▶ _WHAT THE EXERCISE ASKS_: Please copy out the lines of the records starting at the line containing "clock-number-35[interactable]: 35 xyxy=(386,1646,428,1688)" and ending at the line containing "clock-center-dot xyxy=(529,1426,551,1448)", including both of those lines, exactly as they appear.

▶ _LISTING_:
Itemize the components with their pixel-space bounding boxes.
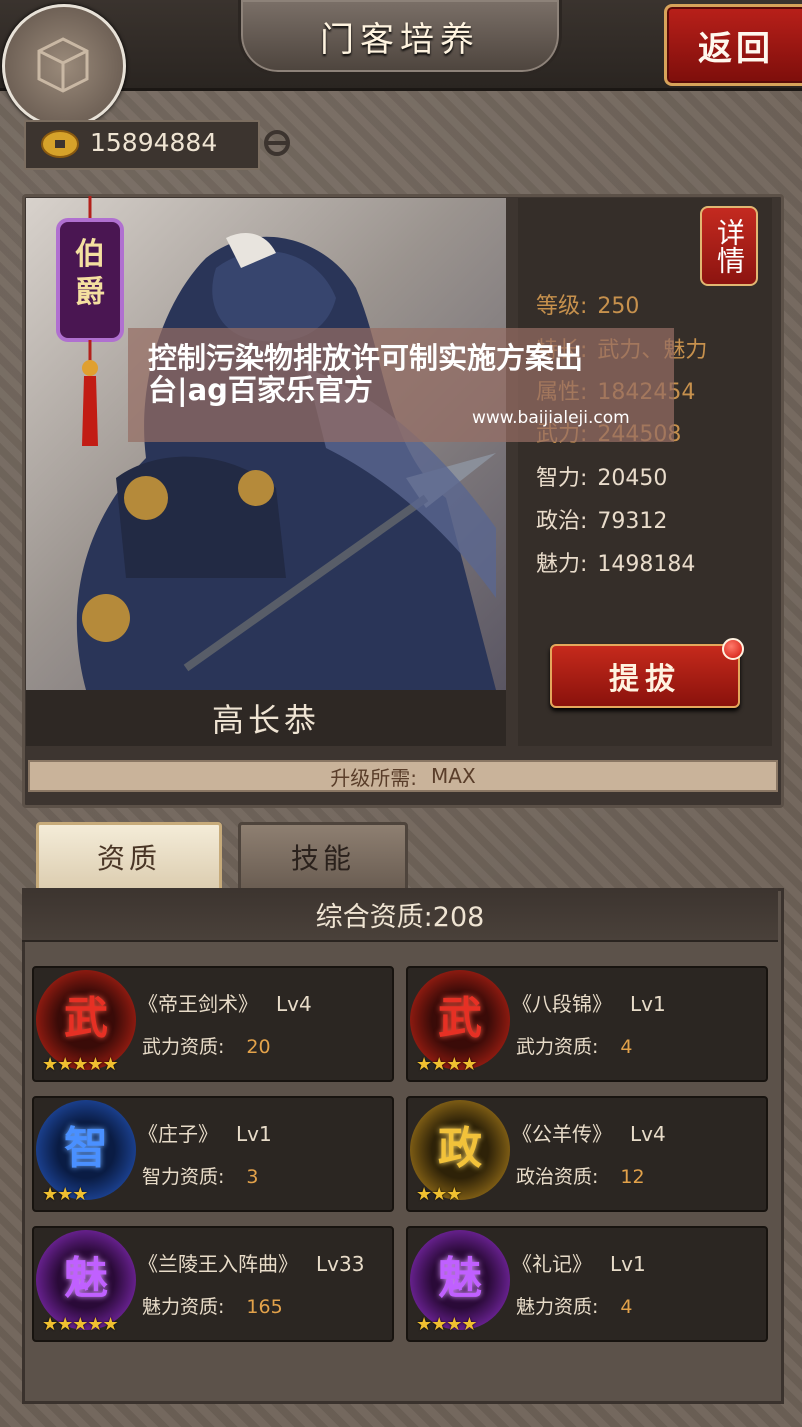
total-aptitude-header: 综合资质:208 xyxy=(22,888,778,942)
tab-skills-label: 技能 xyxy=(290,842,355,875)
rank-tag xyxy=(56,196,124,446)
stat-charm: 魅力: 1498184 xyxy=(536,552,696,577)
upgrade-requirement-bar: 升级所需: MAX xyxy=(28,760,778,792)
skill-title: 《庄子》 Lv1 xyxy=(138,1122,272,1146)
medal-glyph: 魅 xyxy=(64,1253,108,1304)
ornament-knot-icon xyxy=(264,130,290,156)
promote-button[interactable]: 提拔 xyxy=(550,644,740,708)
back-button-label: 返回 xyxy=(698,28,774,69)
tab-aptitude[interactable]: 资质 xyxy=(36,822,222,892)
hero-name: 高长恭 xyxy=(211,701,320,739)
watermark-url: www.baijialeji.com xyxy=(472,408,630,428)
total-aptitude: 综合资质:208 xyxy=(315,901,485,933)
promote-button-label: 提拔 xyxy=(609,662,681,697)
stat-level: 等级: 250 xyxy=(536,294,640,319)
skill-aptitude: 武力资质: 4 xyxy=(516,1036,633,1058)
medal-glyph: 智 xyxy=(64,1123,108,1174)
cube-icon xyxy=(37,37,89,93)
skill-card[interactable]: 魅 ★★★★★ 《兰陵王入阵曲》 Lv33 魅力资质: 165 xyxy=(32,1226,394,1342)
medal-glyph: 魅 xyxy=(438,1253,482,1304)
currency-amount: 15894884 xyxy=(90,128,218,157)
player-avatar[interactable] xyxy=(2,4,126,128)
notification-dot-icon xyxy=(722,638,744,660)
skill-title: 《兰陵王入阵曲》 Lv33 xyxy=(138,1252,365,1276)
star-rating: ★★★★ xyxy=(416,1314,478,1335)
copper-coin-icon xyxy=(41,130,79,158)
skill-card[interactable]: 武 ★★★★★ 《帝王剑术》 Lv4 武力资质: 20 xyxy=(32,966,394,1082)
skill-aptitude: 智力资质: 3 xyxy=(142,1166,259,1188)
medal-glyph: 武 xyxy=(64,993,108,1044)
back-button[interactable]: 返回 xyxy=(664,4,802,86)
medal-glyph: 政 xyxy=(438,1123,482,1174)
skill-aptitude: 武力资质: 20 xyxy=(142,1036,271,1058)
upgrade-label: 升级所需: xyxy=(330,765,418,790)
stat-politics: 政治: 79312 xyxy=(536,509,668,534)
skill-aptitude: 魅力资质: 165 xyxy=(142,1296,283,1318)
watermark-banner: 控制污染物排放许可制实施方案出台|ag百家乐官方 www.baijialeji.… xyxy=(128,328,674,442)
star-rating: ★★★★★ xyxy=(42,1054,119,1075)
star-rating: ★★★★★ xyxy=(42,1314,119,1335)
stat-intelligence: 智力: 20450 xyxy=(536,466,668,491)
details-button[interactable]: 详情 xyxy=(700,206,758,286)
medal-glyph: 武 xyxy=(438,993,482,1044)
star-rating: ★★★ xyxy=(42,1184,88,1205)
hero-name-plate: 高长恭 xyxy=(26,690,506,746)
rank-label: 伯爵 xyxy=(75,237,105,310)
tab-aptitude-label: 资质 xyxy=(96,842,161,875)
details-button-label: 详情 xyxy=(713,218,746,274)
page-title-plate: 门客培养 xyxy=(238,0,562,75)
skill-title: 《公羊传》 Lv4 xyxy=(512,1122,666,1146)
skill-aptitude: 政治资质: 12 xyxy=(516,1166,645,1188)
upgrade-value: MAX xyxy=(431,764,476,788)
skill-aptitude: 魅力资质: 4 xyxy=(516,1296,633,1318)
watermark-text: 控制污染物排放许可制实施方案出台|ag百家乐官方 xyxy=(148,341,584,407)
currency-bar: 15894884 xyxy=(24,120,260,170)
skill-title: 《帝王剑术》 Lv4 xyxy=(138,992,312,1016)
page-title: 门客培养 xyxy=(320,19,480,60)
skill-title: 《八段锦》 Lv1 xyxy=(512,992,666,1016)
skill-card[interactable]: 政 ★★★ 《公羊传》 Lv4 政治资质: 12 xyxy=(406,1096,768,1212)
star-rating: ★★★ xyxy=(416,1184,462,1205)
skill-title: 《礼记》 Lv1 xyxy=(512,1252,646,1276)
star-rating: ★★★★ xyxy=(416,1054,478,1075)
skill-card[interactable]: 武 ★★★★ 《八段锦》 Lv1 武力资质: 4 xyxy=(406,966,768,1082)
skill-card[interactable]: 智 ★★★ 《庄子》 Lv1 智力资质: 3 xyxy=(32,1096,394,1212)
skill-card[interactable]: 魅 ★★★★ 《礼记》 Lv1 魅力资质: 4 xyxy=(406,1226,768,1342)
tab-skills[interactable]: 技能 xyxy=(238,822,408,892)
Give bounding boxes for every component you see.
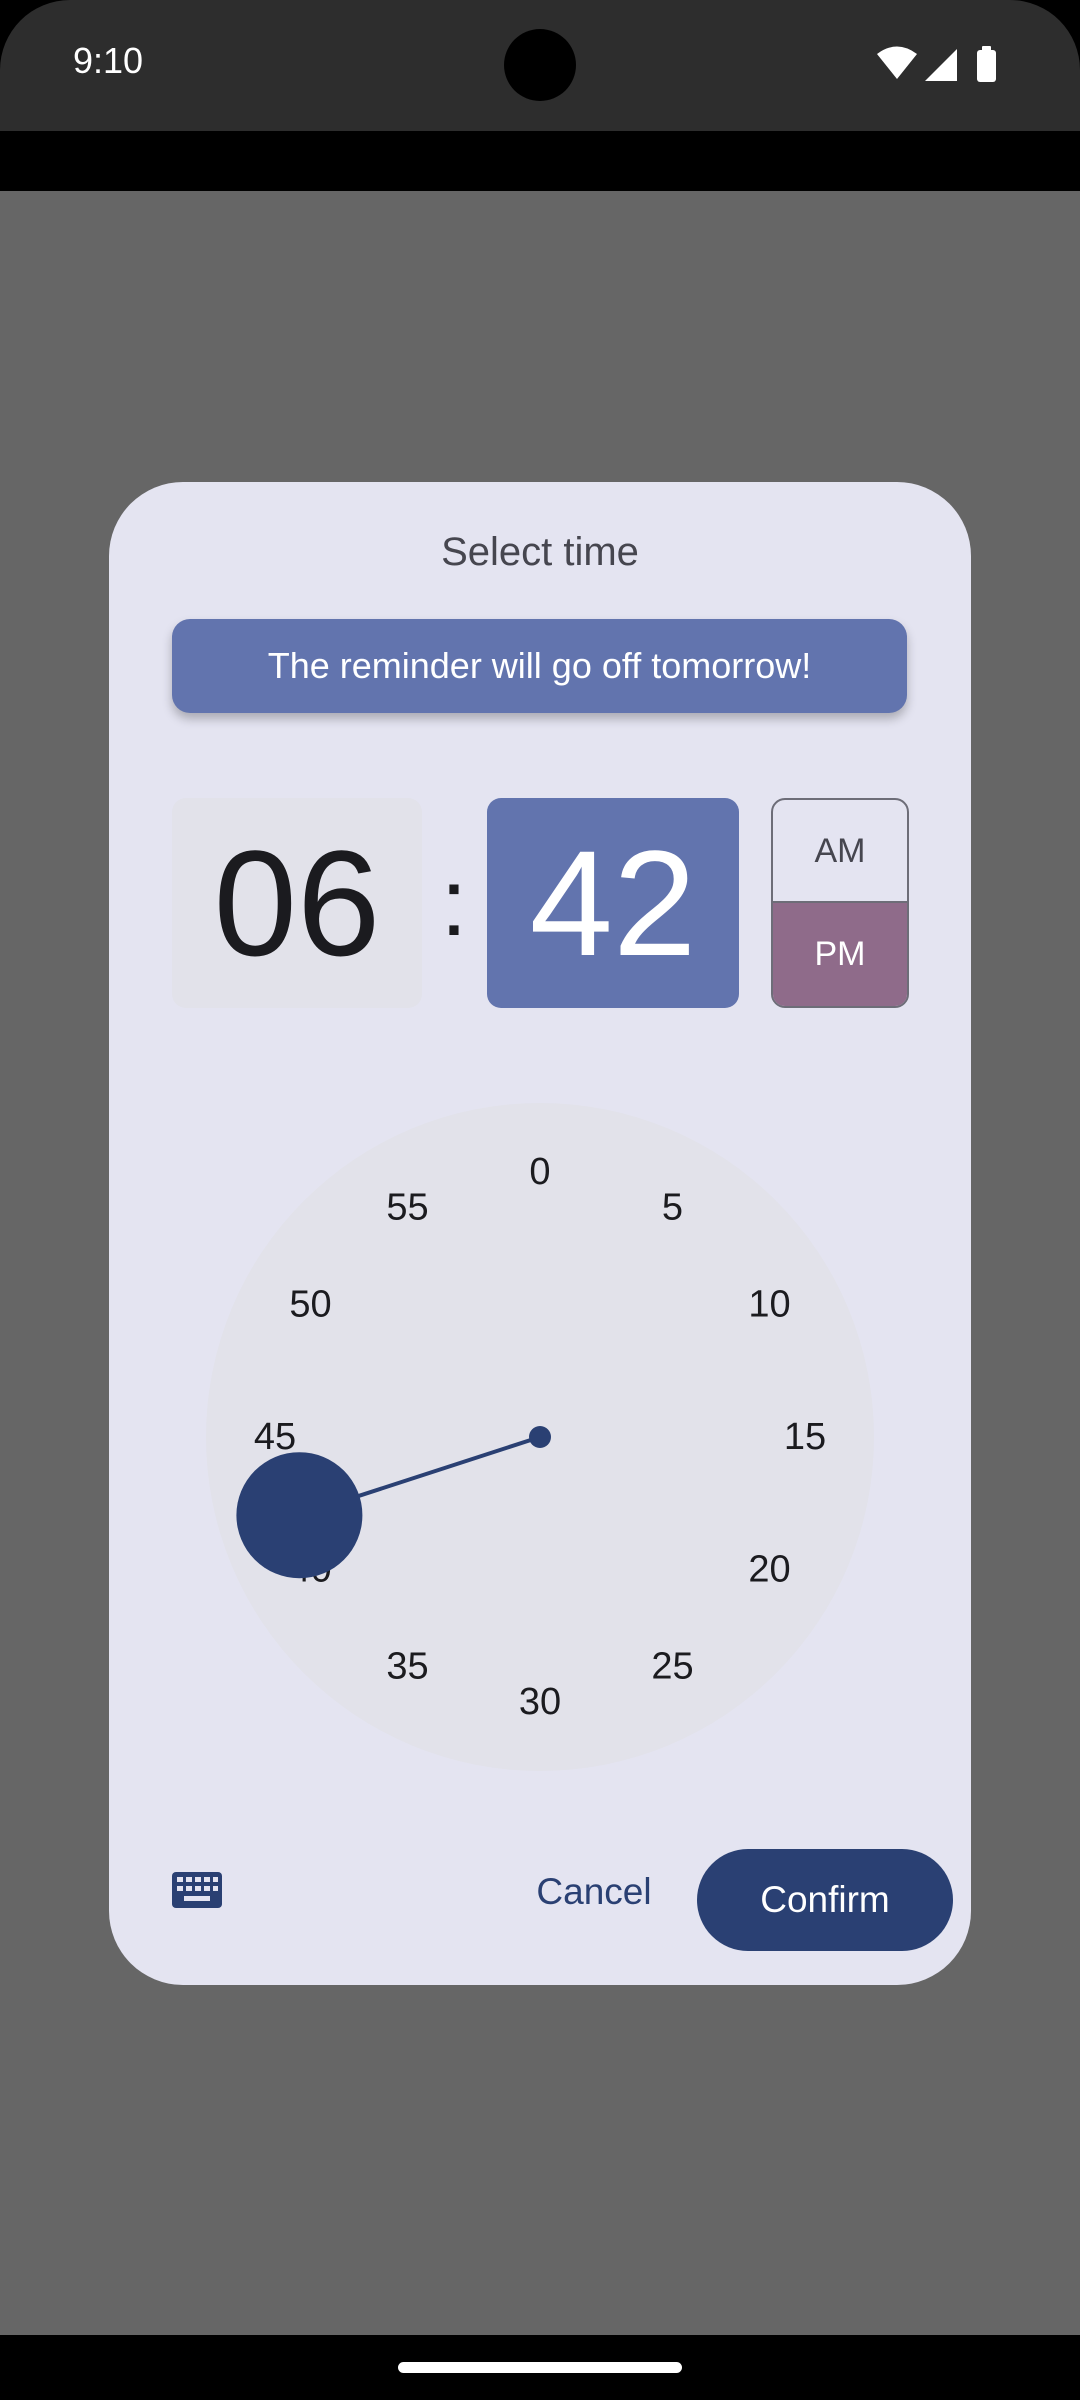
clock-number-35[interactable]: 35 xyxy=(386,1646,428,1688)
clock-number-50[interactable]: 50 xyxy=(289,1284,331,1326)
status-icons xyxy=(877,46,996,82)
clock-number-0[interactable]: 0 xyxy=(529,1151,550,1193)
pm-button[interactable]: PM xyxy=(773,903,907,1006)
am-button[interactable]: AM xyxy=(773,800,907,903)
clock-number-5[interactable]: 5 xyxy=(662,1187,683,1229)
home-gesture-handle[interactable] xyxy=(398,2362,682,2373)
clock-number-45[interactable]: 45 xyxy=(254,1416,296,1458)
clock-hand-selector[interactable] xyxy=(236,1452,363,1579)
clock-number-55[interactable]: 55 xyxy=(386,1187,428,1229)
clock-number-10[interactable]: 10 xyxy=(748,1284,790,1326)
status-bar: 9:10 xyxy=(0,0,1080,131)
cellular-signal-icon xyxy=(925,49,957,81)
time-picker-dialog: Select time The reminder will go off tom… xyxy=(109,482,971,1985)
clock-number-25[interactable]: 25 xyxy=(651,1646,693,1688)
clock-number-20[interactable]: 20 xyxy=(748,1549,790,1591)
cancel-button[interactable]: Cancel xyxy=(509,1849,679,1935)
time-separator: : xyxy=(440,849,468,956)
reminder-banner: The reminder will go off tomorrow! xyxy=(172,619,907,713)
clock-number-30[interactable]: 30 xyxy=(519,1681,561,1723)
battery-icon xyxy=(977,50,996,82)
minute-clock-dial[interactable]: 0510152025303540455055 xyxy=(206,1103,874,1771)
confirm-button[interactable]: Confirm xyxy=(697,1849,953,1951)
screen: 9:10 Select time The reminder will go of… xyxy=(0,0,1080,2400)
dialog-title: Select time xyxy=(441,530,639,574)
hour-selector[interactable]: 06 xyxy=(172,798,422,1008)
keyboard-icon[interactable] xyxy=(159,1862,235,1922)
battery-cap xyxy=(982,46,991,51)
status-time: 9:10 xyxy=(73,40,144,81)
clock-number-15[interactable]: 15 xyxy=(784,1416,826,1458)
camera-cutout xyxy=(504,29,576,101)
minute-selector[interactable]: 42 xyxy=(487,798,739,1008)
wifi-icon xyxy=(877,46,917,79)
period-toggle: AM PM xyxy=(771,798,909,1008)
clock-center-dot xyxy=(529,1426,551,1448)
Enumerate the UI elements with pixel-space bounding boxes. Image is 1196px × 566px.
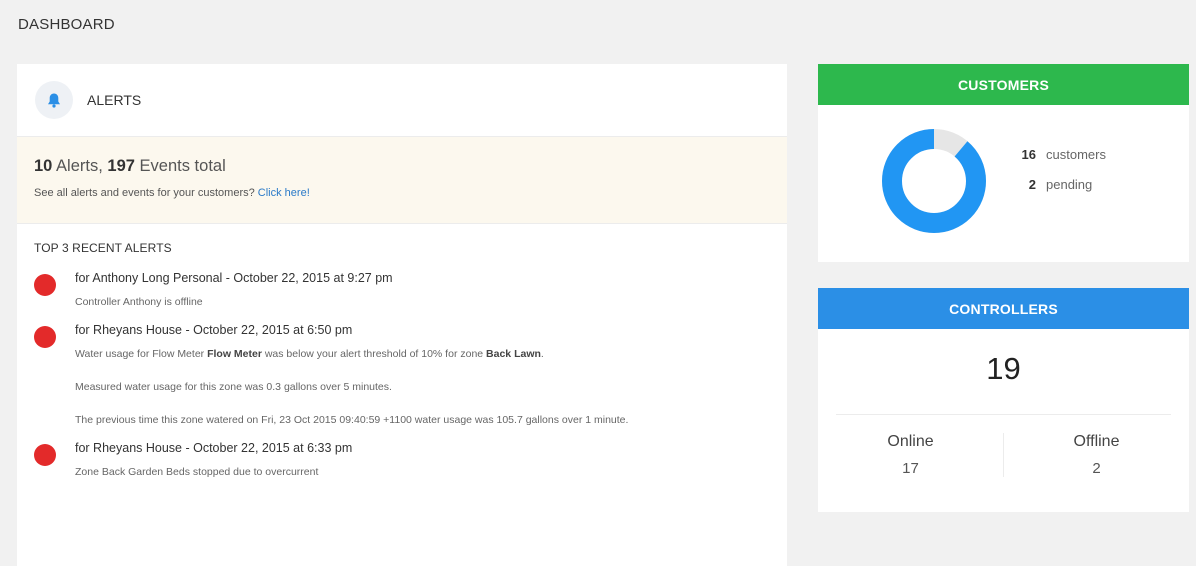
donut-customers-segment bbox=[882, 129, 986, 233]
customers-card: CUSTOMERS 16 customers 2 pending bbox=[818, 64, 1189, 262]
customers-pending: 2 bbox=[1028, 177, 1036, 192]
events-word: Events total bbox=[139, 157, 226, 175]
alert-heading: for Rheyans House - October 22, 2015 at … bbox=[75, 323, 353, 337]
alert-item[interactable]: for Anthony Long Personal - October 22, … bbox=[17, 269, 787, 311]
alerts-count: 10 bbox=[34, 157, 53, 175]
customers-count-label: customers bbox=[1046, 147, 1106, 162]
alert-detail: Controller Anthony is offline bbox=[75, 296, 203, 308]
alert-detail: Zone Back Garden Beds stopped due to ove… bbox=[75, 466, 319, 478]
controllers-card: CONTROLLERS 19 Online 17 Offline 2 bbox=[818, 288, 1189, 512]
customers-body: 16 customers 2 pending bbox=[818, 105, 1189, 262]
customers-stats: 16 customers 2 pending bbox=[1014, 147, 1106, 207]
alerts-title: ALERTS bbox=[87, 92, 142, 108]
alert-dot-icon bbox=[34, 444, 56, 466]
alert-item[interactable]: for Rheyans House - October 22, 2015 at … bbox=[17, 439, 787, 481]
alerts-prompt: See all alerts and events for your custo… bbox=[34, 187, 255, 199]
controllers-total: 19 bbox=[986, 351, 1021, 386]
customers-header[interactable]: CUSTOMERS bbox=[818, 64, 1189, 105]
online-label: Online bbox=[887, 433, 934, 450]
customers-count-row: 16 customers bbox=[1014, 147, 1106, 177]
controllers-split: Online 17 Offline 2 bbox=[818, 433, 1189, 477]
alert-dot-icon bbox=[34, 326, 56, 348]
controllers-online[interactable]: Online 17 bbox=[818, 433, 1003, 477]
customers-pending-label: pending bbox=[1046, 177, 1093, 192]
alert-detail-text: . bbox=[540, 348, 544, 360]
zone-name: Back Lawn bbox=[486, 348, 541, 360]
alerts-panel: ALERTS 10 Alerts, 197 Events total See a… bbox=[17, 64, 787, 566]
alerts-word: Alerts, bbox=[56, 157, 103, 175]
alert-detail-text: Water usage for Flow Meter bbox=[75, 348, 208, 360]
customers-pending-row: 2 pending bbox=[1014, 177, 1106, 207]
alert-detail-text: was below your alert threshold of 10% fo… bbox=[261, 348, 487, 360]
alerts-summary-line: 10 Alerts, 197 Events total bbox=[34, 157, 787, 176]
alert-heading: for Anthony Long Personal - October 22, … bbox=[75, 271, 393, 285]
flow-meter-name: Flow Meter bbox=[207, 348, 262, 360]
alert-dot-icon bbox=[34, 274, 56, 296]
online-count: 17 bbox=[902, 460, 919, 477]
alert-detail: Water usage for Flow Meter Flow Meter wa… bbox=[75, 346, 755, 429]
alert-detail-line: The previous time this zone watered on F… bbox=[75, 414, 629, 426]
offline-label: Offline bbox=[1073, 433, 1120, 450]
click-here-link[interactable]: Click here! bbox=[258, 187, 310, 199]
customers-donut bbox=[882, 129, 986, 233]
alert-heading: for Rheyans House - October 22, 2015 at … bbox=[75, 441, 353, 455]
controllers-offline[interactable]: Offline 2 bbox=[1003, 433, 1189, 477]
bell-icon bbox=[35, 81, 73, 119]
controllers-header[interactable]: CONTROLLERS bbox=[818, 288, 1189, 329]
customers-count: 16 bbox=[1021, 147, 1036, 162]
alerts-summary-sub: See all alerts and events for your custo… bbox=[34, 187, 787, 199]
alert-list: for Anthony Long Personal - October 22, … bbox=[17, 269, 787, 481]
alert-item[interactable]: for Rheyans House - October 22, 2015 at … bbox=[17, 321, 787, 429]
alert-detail-line: Measured water usage for this zone was 0… bbox=[75, 381, 392, 393]
recent-alerts-title: TOP 3 RECENT ALERTS bbox=[34, 241, 172, 255]
alert-detail-line: Water usage for Flow Meter Flow Meter wa… bbox=[75, 346, 755, 363]
page-title: DASHBOARD bbox=[18, 16, 115, 33]
divider bbox=[836, 414, 1171, 415]
alerts-summary: 10 Alerts, 197 Events total See all aler… bbox=[17, 137, 787, 224]
events-count: 197 bbox=[107, 157, 135, 175]
offline-count: 2 bbox=[1092, 460, 1101, 477]
alerts-header: ALERTS bbox=[17, 64, 787, 137]
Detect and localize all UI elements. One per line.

▶ _EXPECTED OUTPUT_:
clock-number-35[interactable]: 35 xyxy=(386,1646,428,1688)
clock-number-50[interactable]: 50 xyxy=(289,1284,331,1326)
status-icons xyxy=(877,46,996,82)
clock-number-0[interactable]: 0 xyxy=(529,1151,550,1193)
pm-button[interactable]: PM xyxy=(773,903,907,1006)
am-button[interactable]: AM xyxy=(773,800,907,903)
clock-number-5[interactable]: 5 xyxy=(662,1187,683,1229)
home-gesture-handle[interactable] xyxy=(398,2362,682,2373)
clock-number-45[interactable]: 45 xyxy=(254,1416,296,1458)
clock-hand-selector[interactable] xyxy=(236,1452,363,1579)
clock-number-55[interactable]: 55 xyxy=(386,1187,428,1229)
clock-number-10[interactable]: 10 xyxy=(748,1284,790,1326)
status-bar: 9:10 xyxy=(0,0,1080,131)
cellular-signal-icon xyxy=(925,49,957,81)
time-picker-dialog: Select time The reminder will go off tom… xyxy=(109,482,971,1985)
clock-number-25[interactable]: 25 xyxy=(651,1646,693,1688)
clock-number-20[interactable]: 20 xyxy=(748,1549,790,1591)
cancel-button[interactable]: Cancel xyxy=(509,1849,679,1935)
time-separator: : xyxy=(440,849,468,956)
reminder-banner: The reminder will go off tomorrow! xyxy=(172,619,907,713)
clock-number-30[interactable]: 30 xyxy=(519,1681,561,1723)
battery-icon xyxy=(977,50,996,82)
minute-clock-dial[interactable]: 0510152025303540455055 xyxy=(206,1103,874,1771)
confirm-button[interactable]: Confirm xyxy=(697,1849,953,1951)
screen: 9:10 Select time The reminder will go of… xyxy=(0,0,1080,2400)
dialog-title: Select time xyxy=(441,530,639,574)
hour-selector[interactable]: 06 xyxy=(172,798,422,1008)
keyboard-icon[interactable] xyxy=(159,1862,235,1922)
battery-cap xyxy=(982,46,991,51)
status-time: 9:10 xyxy=(73,40,144,81)
clock-number-15[interactable]: 15 xyxy=(784,1416,826,1458)
camera-cutout xyxy=(504,29,576,101)
minute-selector[interactable]: 42 xyxy=(487,798,739,1008)
wifi-icon xyxy=(877,46,917,79)
period-toggle: AM PM xyxy=(771,798,909,1008)
clock-center-dot xyxy=(529,1426,551,1448)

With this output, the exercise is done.